▸ Record excerpts:

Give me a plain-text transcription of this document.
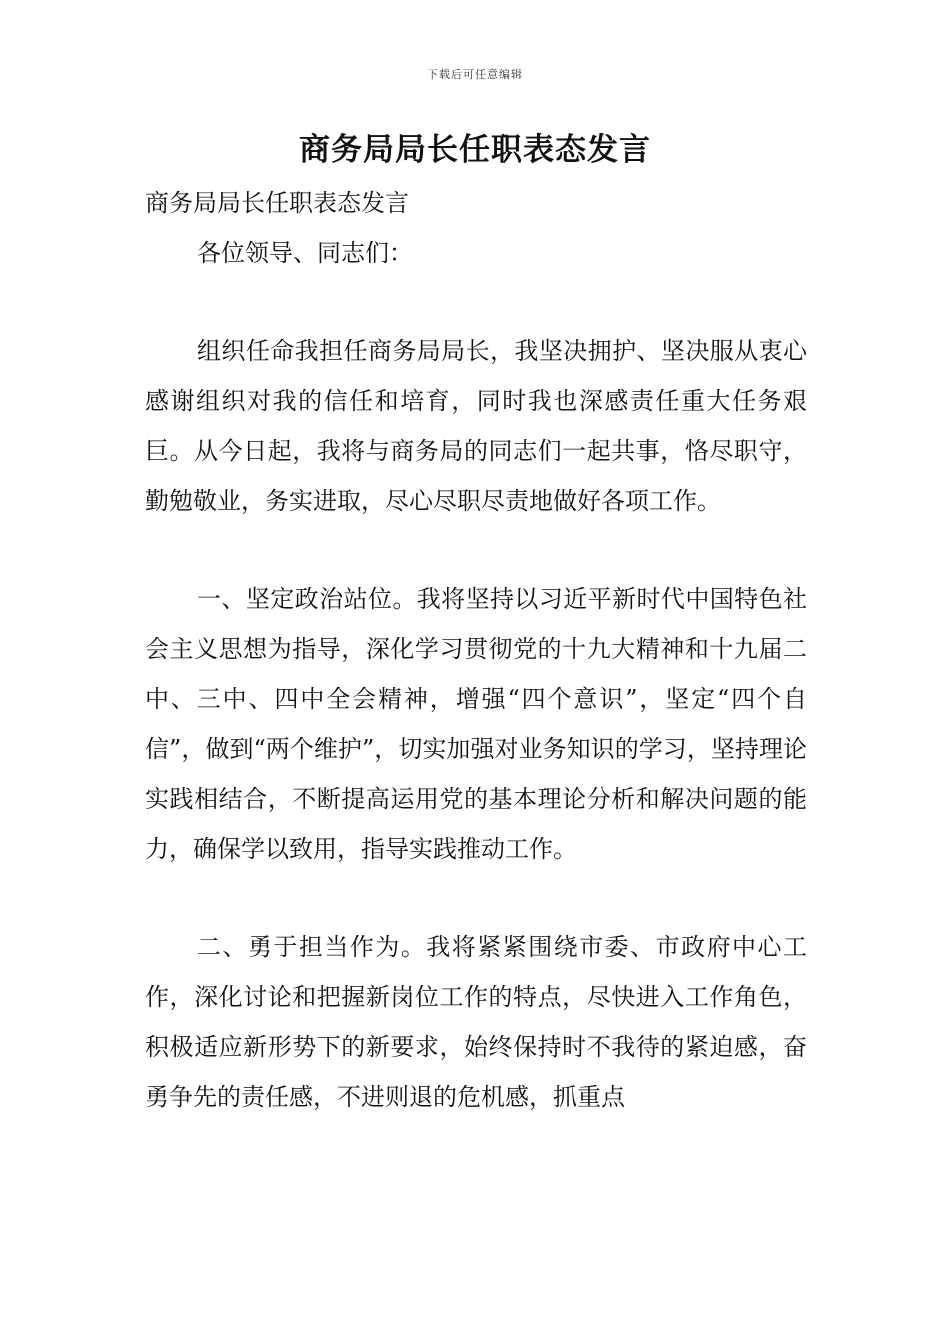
下载后可任意编辑
商务局局长任职表态发言

商务局局长任职表态发言

各位领导、同志们：

组织任命我担任商务局局长，我坚决拥护、坚决服从衷心感谢组织对我的信任和培育，同时我也深感责任重大任务艰巨。从今日起，我将与商务局的同志们一起共事，恪尽职守，勤勉敬业，务实进取，尽心尽职尽责地做好各项工作。

一、坚定政治站位。我将坚持以习近平新时代中国特色社会主义思想为指导，深化学习贯彻党的十九大精神和十九届二中、三中、四中全会精神，增强“四个意识”，坚定“四个自信”，做到“两个维护”，切实加强对业务知识的学习，坚持理论实践相结合，不断提高运用党的基本理论分析和解决问题的能力，确保学以致用，指导实践推动工作。

二、勇于担当作为。我将紧紧围绕市委、市政府中心工作，深化讨论和把握新岗位工作的特点，尽快进入工作角色，积极适应新形势下的新要求，始终保持时不我待的紧迫感，奋勇争先的责任感，不进则退的危机感，抓重点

▸ Stated goal:
Reproduce every entry word for word, but skip any pictures.

▸ Task output:
Give me a plain-text transcription of this document.
下载后可任意编辑
商务局局长任职表态发言

商务局局长任职表态发言

各位领导、同志们：

组织任命我担任商务局局长，我坚决拥护、坚决服从衷心感谢组织对我的信任和培育，同时我也深感责任重大任务艰巨。从今日起，我将与商务局的同志们一起共事，恪尽职守，勤勉敬业，务实进取，尽心尽职尽责地做好各项工作。

一、坚定政治站位。我将坚持以习近平新时代中国特色社会主义思想为指导，深化学习贯彻党的十九大精神和十九届二中、三中、四中全会精神，增强“四个意识”，坚定“四个自信”，做到“两个维护”，切实加强对业务知识的学习，坚持理论实践相结合，不断提高运用党的基本理论分析和解决问题的能力，确保学以致用，指导实践推动工作。

二、勇于担当作为。我将紧紧围绕市委、市政府中心工作，深化讨论和把握新岗位工作的特点，尽快进入工作角色，积极适应新形势下的新要求，始终保持时不我待的紧迫感，奋勇争先的责任感，不进则退的危机感，抓重点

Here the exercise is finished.